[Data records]
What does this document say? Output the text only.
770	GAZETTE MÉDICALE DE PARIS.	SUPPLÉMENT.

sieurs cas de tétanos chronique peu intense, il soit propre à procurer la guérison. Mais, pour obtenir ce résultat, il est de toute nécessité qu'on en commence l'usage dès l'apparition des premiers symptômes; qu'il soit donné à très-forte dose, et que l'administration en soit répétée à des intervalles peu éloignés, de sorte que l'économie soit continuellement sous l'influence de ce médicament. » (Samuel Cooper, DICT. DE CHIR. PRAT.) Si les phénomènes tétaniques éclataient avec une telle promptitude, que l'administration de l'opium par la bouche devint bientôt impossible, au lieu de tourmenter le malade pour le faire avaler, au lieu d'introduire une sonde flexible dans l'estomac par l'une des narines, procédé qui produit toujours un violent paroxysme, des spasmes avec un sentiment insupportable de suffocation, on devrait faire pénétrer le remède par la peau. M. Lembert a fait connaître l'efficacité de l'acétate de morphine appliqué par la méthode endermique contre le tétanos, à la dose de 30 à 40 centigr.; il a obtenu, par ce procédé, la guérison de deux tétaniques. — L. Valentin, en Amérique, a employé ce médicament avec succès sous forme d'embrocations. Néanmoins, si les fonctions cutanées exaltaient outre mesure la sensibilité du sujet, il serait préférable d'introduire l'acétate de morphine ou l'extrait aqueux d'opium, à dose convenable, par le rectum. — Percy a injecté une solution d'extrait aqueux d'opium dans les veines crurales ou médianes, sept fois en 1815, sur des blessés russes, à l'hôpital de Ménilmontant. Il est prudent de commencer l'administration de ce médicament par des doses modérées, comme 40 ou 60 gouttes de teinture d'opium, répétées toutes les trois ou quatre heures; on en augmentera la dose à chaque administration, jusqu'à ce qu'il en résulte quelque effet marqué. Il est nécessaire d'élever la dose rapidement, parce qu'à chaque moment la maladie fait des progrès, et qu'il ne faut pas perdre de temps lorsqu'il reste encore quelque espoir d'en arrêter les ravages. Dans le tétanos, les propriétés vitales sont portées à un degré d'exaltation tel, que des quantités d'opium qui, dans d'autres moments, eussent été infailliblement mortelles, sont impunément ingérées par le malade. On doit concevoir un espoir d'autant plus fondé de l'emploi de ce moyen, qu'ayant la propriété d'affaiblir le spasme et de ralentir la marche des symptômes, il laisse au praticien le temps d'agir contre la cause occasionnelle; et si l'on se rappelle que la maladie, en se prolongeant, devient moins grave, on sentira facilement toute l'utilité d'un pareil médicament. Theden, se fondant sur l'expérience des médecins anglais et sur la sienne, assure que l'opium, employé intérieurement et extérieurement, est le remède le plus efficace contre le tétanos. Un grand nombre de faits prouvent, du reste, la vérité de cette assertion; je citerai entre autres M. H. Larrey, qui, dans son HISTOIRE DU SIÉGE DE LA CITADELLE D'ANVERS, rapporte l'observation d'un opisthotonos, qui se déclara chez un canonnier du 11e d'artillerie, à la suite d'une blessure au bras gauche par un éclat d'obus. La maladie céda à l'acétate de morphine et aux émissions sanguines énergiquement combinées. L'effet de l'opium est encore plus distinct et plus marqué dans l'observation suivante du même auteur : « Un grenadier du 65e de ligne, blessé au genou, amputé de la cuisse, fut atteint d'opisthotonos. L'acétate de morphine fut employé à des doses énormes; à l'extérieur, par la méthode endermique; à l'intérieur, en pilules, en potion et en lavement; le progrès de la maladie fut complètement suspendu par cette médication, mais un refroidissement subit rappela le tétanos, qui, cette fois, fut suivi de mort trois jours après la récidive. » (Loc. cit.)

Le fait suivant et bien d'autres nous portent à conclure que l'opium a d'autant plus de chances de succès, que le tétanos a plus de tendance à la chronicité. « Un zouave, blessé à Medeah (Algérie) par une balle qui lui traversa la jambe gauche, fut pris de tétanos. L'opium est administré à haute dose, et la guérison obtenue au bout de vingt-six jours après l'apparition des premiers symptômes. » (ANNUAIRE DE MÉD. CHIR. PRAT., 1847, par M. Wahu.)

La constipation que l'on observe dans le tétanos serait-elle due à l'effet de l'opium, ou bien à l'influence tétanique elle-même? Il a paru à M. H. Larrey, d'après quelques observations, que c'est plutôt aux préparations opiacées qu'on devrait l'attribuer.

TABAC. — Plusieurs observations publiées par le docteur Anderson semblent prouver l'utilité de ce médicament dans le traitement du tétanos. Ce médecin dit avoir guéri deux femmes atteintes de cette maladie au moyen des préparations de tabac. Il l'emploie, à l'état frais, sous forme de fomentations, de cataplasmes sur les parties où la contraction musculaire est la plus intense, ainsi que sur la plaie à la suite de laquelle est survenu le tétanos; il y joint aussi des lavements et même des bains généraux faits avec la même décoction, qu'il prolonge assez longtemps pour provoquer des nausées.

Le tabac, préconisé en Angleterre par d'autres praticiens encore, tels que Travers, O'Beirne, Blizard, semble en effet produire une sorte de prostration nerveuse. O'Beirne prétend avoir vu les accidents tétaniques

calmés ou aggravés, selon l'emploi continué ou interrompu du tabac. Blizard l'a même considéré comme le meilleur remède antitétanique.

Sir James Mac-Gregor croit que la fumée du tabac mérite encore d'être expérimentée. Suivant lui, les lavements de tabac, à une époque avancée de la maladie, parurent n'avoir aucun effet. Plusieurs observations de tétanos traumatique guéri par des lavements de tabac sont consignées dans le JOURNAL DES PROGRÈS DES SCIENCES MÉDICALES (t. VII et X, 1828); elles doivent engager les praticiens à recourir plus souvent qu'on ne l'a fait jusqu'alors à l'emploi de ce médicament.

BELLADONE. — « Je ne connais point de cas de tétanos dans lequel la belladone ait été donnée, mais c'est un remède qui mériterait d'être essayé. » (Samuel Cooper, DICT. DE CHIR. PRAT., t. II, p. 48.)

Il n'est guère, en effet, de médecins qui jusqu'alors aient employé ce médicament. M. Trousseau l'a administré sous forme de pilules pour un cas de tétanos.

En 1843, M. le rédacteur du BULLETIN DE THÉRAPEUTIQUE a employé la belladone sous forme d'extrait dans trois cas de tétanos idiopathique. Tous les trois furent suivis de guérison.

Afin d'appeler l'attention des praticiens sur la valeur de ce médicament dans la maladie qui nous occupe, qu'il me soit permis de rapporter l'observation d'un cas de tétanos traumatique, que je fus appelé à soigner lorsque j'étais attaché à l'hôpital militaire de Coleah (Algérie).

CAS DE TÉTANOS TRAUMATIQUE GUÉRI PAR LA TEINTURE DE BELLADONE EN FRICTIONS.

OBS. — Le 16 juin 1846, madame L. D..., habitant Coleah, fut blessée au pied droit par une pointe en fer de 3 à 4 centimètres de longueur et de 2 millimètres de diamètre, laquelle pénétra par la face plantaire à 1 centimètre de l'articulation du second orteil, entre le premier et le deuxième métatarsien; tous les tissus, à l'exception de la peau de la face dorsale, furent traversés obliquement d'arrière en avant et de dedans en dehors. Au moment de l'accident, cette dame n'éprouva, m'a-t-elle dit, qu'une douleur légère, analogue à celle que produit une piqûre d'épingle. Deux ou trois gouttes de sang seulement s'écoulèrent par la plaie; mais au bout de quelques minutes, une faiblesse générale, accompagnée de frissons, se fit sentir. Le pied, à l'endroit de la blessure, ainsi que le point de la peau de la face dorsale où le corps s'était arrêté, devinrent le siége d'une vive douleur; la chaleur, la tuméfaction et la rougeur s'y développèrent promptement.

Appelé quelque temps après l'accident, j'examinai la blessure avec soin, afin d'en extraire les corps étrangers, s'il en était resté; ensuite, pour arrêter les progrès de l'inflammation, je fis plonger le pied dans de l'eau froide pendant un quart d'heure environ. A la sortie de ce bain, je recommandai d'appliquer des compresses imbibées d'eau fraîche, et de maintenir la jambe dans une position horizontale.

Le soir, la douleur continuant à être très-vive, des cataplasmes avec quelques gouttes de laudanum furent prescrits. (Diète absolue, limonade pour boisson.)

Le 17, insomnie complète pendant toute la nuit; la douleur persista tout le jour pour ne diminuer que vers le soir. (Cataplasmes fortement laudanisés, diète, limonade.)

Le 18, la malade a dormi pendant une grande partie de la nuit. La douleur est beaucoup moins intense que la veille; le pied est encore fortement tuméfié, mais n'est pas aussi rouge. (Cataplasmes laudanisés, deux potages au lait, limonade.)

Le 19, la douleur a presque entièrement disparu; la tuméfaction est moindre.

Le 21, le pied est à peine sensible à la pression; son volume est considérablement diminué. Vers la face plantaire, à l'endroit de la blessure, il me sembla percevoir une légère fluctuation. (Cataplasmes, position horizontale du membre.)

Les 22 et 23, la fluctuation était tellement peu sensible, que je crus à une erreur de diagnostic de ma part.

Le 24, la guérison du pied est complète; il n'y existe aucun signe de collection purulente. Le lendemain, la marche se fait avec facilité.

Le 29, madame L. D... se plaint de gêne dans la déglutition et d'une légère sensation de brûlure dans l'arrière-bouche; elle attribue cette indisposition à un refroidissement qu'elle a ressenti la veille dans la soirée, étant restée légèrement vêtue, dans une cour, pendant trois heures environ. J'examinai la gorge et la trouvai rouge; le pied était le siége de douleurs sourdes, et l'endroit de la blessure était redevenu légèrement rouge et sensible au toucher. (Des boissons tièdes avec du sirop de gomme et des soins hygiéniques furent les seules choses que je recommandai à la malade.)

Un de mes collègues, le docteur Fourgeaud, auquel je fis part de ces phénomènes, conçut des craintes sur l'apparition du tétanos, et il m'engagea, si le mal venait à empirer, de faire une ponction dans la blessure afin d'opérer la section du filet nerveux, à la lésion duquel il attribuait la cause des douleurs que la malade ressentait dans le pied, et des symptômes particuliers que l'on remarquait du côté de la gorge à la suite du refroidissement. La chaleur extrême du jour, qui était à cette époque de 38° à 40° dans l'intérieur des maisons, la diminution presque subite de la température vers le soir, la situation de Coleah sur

◆ GIVEN INSTRUCTION:
Among the entries above, identify all lines with "Blizard" and copy them.

◆ ANSWER BELOW:
Le tabac, préconisé en Angleterre par d'autres praticiens encore, tels que Travers, O'Beirne, Blizard, semble en effet produire une sorte de prostration nerveuse. O'Beirne prétend avoir vu les accidents tétaniques
calmés ou aggravés, selon l'emploi continué ou interrompu du tabac. Blizard l'a même considéré comme le meilleur remède antitétanique.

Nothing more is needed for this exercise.